## Written problem
Reproduce everything from the line containing "data-point [992,95,999,102]" down to the line containing "data-point [273,617,279,624]", changing each "data-point" to "marker" and leaving all else intact.

— Start of Material —

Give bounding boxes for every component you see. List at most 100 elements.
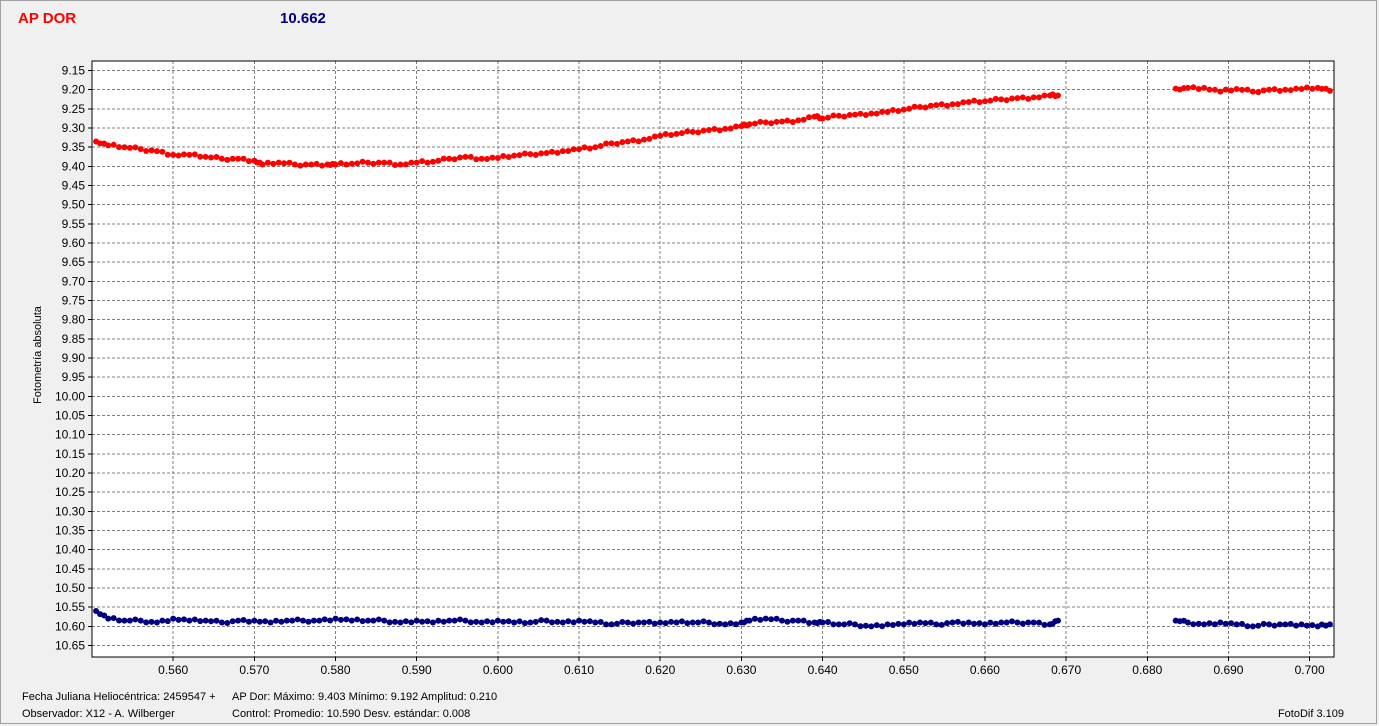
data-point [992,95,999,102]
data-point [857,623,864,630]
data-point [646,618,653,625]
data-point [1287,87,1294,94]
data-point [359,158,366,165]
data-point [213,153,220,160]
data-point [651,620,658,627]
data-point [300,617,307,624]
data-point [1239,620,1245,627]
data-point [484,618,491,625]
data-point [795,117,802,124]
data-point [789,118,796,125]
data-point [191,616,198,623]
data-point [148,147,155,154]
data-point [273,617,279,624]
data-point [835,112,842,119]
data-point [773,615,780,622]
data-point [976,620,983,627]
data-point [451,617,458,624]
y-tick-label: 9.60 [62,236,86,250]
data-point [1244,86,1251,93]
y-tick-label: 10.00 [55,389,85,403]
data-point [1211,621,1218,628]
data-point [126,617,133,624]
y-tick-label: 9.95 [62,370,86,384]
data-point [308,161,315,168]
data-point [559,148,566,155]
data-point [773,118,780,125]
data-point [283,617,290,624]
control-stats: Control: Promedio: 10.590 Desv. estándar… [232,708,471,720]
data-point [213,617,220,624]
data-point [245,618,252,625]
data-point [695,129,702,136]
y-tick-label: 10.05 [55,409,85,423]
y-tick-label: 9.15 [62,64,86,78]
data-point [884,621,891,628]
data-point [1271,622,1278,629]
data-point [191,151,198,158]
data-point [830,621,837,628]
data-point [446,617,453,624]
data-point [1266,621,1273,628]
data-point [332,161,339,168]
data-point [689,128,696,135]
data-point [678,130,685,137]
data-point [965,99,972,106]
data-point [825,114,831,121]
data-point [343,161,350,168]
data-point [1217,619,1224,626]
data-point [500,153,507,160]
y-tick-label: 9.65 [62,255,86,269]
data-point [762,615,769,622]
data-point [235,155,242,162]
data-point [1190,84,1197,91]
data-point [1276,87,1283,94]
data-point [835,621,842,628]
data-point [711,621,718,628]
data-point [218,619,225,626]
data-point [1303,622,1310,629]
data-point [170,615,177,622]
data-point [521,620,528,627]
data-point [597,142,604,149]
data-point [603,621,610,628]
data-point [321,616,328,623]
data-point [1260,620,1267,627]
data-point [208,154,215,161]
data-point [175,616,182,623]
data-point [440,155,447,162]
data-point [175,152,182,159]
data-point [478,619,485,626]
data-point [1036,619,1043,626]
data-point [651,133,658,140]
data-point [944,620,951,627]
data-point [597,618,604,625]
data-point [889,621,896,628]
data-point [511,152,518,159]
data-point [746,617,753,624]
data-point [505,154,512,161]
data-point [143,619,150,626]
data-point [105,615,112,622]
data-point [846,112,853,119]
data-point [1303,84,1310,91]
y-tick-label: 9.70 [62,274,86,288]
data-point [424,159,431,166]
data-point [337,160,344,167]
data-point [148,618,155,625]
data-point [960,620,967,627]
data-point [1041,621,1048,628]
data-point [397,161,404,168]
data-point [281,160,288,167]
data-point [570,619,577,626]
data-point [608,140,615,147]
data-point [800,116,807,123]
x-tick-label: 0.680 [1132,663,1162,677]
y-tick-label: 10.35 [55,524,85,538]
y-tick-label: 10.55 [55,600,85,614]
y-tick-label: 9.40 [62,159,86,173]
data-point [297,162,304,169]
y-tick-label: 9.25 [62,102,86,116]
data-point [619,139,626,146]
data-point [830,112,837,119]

— End of Material —
— Start of Material —

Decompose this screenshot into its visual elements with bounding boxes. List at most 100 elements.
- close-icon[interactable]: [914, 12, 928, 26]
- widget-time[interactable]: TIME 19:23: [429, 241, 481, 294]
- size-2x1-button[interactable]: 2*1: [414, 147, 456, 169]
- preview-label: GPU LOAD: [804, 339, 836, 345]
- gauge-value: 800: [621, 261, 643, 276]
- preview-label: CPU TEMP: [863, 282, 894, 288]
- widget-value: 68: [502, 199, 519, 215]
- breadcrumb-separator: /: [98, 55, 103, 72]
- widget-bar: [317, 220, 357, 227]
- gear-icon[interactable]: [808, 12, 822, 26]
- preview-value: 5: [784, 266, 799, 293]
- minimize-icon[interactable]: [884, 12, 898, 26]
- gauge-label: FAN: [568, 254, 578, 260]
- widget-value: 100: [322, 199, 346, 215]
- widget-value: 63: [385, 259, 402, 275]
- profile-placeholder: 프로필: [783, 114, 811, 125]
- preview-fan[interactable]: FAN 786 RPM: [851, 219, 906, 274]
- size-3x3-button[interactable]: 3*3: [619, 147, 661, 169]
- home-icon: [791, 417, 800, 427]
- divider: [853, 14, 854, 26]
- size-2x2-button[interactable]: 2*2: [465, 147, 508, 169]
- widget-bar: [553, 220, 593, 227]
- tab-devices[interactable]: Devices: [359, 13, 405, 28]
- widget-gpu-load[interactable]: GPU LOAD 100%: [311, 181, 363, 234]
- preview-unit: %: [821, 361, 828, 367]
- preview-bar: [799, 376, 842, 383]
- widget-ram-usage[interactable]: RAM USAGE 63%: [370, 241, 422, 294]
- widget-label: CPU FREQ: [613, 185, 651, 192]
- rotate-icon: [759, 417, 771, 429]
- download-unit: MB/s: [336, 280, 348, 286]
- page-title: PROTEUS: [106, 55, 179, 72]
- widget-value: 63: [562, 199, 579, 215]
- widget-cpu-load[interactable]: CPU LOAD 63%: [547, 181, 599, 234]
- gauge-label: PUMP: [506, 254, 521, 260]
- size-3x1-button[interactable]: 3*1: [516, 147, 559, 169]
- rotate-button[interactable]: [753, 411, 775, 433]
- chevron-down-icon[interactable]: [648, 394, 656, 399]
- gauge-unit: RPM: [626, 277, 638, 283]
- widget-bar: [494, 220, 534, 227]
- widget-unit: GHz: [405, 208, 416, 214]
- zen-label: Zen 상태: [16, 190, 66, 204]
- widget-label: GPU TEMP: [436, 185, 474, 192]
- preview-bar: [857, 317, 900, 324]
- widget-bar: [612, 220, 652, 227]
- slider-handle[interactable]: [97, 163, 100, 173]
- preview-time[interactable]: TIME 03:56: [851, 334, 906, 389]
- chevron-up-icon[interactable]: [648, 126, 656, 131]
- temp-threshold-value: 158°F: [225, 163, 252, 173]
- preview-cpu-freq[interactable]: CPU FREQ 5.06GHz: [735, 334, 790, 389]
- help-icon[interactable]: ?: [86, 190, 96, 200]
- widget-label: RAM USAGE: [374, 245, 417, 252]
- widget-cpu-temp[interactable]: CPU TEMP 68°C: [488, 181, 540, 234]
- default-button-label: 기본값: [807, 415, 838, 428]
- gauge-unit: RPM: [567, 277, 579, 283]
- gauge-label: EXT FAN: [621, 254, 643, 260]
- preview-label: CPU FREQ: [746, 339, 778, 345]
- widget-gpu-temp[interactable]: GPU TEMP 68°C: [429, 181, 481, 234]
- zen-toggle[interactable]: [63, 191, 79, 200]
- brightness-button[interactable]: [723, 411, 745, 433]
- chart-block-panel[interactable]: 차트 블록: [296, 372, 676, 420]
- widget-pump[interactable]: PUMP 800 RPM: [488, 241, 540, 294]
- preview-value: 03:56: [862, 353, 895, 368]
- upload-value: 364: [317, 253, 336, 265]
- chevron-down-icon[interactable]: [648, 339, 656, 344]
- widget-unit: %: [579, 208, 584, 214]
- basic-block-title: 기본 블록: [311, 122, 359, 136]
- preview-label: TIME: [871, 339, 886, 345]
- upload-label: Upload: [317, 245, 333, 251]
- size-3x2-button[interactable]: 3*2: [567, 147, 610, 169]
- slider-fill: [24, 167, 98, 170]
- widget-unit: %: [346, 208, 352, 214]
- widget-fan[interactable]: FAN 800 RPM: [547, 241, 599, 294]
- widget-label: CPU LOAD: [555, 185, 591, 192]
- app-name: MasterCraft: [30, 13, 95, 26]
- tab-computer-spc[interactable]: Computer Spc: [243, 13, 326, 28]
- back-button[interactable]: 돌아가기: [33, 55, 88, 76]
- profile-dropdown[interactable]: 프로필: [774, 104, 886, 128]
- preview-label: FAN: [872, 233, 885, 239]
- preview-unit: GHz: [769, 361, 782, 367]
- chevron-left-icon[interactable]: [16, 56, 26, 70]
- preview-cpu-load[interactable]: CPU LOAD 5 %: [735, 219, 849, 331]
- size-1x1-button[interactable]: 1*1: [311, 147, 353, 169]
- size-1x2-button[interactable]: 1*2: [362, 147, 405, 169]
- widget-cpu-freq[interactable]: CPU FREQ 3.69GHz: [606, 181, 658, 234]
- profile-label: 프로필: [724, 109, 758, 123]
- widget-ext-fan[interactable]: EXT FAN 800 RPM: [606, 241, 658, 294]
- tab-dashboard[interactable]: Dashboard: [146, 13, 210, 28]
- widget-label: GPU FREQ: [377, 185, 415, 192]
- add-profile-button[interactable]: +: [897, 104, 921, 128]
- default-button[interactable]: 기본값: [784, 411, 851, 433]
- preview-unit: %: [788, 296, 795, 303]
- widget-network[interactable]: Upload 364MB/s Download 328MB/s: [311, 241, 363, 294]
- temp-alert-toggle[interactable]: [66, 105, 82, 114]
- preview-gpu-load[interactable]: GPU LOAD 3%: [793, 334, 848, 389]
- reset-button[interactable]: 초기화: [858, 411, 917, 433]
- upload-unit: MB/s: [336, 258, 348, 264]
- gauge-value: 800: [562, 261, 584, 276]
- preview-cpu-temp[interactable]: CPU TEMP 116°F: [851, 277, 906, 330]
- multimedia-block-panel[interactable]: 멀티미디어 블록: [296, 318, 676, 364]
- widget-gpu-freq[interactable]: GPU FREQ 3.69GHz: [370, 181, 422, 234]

— End of Material —

## Solution for this problem
marker [992,95,999,102]
marker [857,623,864,630]
marker [646,618,653,625]
marker [1287,87,1294,94]
marker [359,158,366,165]
marker [213,153,220,160]
marker [651,620,658,627]
marker [300,617,307,624]
marker [1239,620,1245,627]
marker [484,618,491,625]
marker [795,117,802,124]
marker [789,118,796,125]
marker [191,616,198,623]
marker [148,147,155,154]
marker [273,617,279,624]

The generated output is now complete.